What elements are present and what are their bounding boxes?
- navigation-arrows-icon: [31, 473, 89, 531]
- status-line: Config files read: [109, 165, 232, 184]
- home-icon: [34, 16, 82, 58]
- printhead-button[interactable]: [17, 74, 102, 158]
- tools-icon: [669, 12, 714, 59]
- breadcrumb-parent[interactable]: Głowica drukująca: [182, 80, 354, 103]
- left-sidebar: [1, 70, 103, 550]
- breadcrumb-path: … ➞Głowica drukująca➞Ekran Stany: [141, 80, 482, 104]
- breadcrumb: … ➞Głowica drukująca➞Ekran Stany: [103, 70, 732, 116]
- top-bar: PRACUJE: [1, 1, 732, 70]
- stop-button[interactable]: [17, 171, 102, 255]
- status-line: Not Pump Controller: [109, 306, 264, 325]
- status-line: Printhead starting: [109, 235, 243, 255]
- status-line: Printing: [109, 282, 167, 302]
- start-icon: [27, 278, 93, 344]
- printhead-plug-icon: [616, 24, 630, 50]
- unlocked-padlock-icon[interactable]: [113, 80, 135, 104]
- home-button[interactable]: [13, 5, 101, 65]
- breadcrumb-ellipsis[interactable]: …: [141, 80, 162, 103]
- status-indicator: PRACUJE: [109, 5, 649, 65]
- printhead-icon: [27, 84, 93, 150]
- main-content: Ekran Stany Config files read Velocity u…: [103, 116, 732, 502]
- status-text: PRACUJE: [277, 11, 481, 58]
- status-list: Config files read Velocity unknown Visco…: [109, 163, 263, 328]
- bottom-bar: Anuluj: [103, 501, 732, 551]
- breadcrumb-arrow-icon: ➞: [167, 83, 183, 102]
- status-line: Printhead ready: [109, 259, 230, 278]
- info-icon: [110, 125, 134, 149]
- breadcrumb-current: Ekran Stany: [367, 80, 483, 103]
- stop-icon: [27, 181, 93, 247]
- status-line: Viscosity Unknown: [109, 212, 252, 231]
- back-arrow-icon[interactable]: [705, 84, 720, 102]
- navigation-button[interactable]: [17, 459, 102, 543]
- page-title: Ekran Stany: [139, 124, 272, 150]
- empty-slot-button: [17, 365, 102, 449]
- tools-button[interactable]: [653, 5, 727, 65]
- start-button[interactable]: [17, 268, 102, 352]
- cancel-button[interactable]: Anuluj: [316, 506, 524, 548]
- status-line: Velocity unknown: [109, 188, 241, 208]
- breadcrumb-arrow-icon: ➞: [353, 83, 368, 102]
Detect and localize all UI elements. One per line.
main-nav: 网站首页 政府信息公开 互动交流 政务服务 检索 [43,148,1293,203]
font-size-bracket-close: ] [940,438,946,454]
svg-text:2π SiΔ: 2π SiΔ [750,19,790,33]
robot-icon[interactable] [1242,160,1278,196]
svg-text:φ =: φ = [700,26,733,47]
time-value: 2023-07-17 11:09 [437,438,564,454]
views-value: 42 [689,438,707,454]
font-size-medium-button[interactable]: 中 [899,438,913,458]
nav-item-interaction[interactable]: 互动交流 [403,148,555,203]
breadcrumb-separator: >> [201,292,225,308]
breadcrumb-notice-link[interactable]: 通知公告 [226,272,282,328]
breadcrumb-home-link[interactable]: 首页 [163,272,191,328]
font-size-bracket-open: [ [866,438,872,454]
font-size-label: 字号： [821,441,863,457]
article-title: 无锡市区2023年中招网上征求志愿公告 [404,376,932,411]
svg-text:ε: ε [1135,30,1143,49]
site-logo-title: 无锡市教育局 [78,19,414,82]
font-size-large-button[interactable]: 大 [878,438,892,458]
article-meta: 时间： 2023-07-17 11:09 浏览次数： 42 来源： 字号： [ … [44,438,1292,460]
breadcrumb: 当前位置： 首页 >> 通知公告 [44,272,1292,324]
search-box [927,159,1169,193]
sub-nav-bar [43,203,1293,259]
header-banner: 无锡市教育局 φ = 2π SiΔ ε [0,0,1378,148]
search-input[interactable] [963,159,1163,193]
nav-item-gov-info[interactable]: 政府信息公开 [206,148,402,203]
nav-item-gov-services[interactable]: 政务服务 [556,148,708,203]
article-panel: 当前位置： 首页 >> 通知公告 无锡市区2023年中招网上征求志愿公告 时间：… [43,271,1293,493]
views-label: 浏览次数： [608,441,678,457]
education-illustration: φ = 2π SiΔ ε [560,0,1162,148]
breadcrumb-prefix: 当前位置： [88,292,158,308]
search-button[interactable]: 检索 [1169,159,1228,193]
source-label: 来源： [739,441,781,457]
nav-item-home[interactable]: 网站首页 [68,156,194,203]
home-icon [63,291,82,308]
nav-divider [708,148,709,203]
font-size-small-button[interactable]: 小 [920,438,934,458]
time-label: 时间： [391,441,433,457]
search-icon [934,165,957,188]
···
- [Work required] Transcribe the items from the very start through the line holding "- breadcrumb-path: …", inclusive, and nothing more.

- [Finished task]
What elements are present and what are their bounding boxes?
- navigation-arrows-icon: [31, 473, 89, 531]
- status-line: Config files read: [109, 165, 232, 184]
- home-icon: [34, 16, 82, 58]
- printhead-button[interactable]: [17, 74, 102, 158]
- tools-icon: [669, 12, 714, 59]
- breadcrumb-parent[interactable]: Głowica drukująca: [182, 80, 354, 103]
- left-sidebar: [1, 70, 103, 550]
- breadcrumb-path: … ➞Głowica drukująca➞Ekran Stany: [141, 80, 482, 104]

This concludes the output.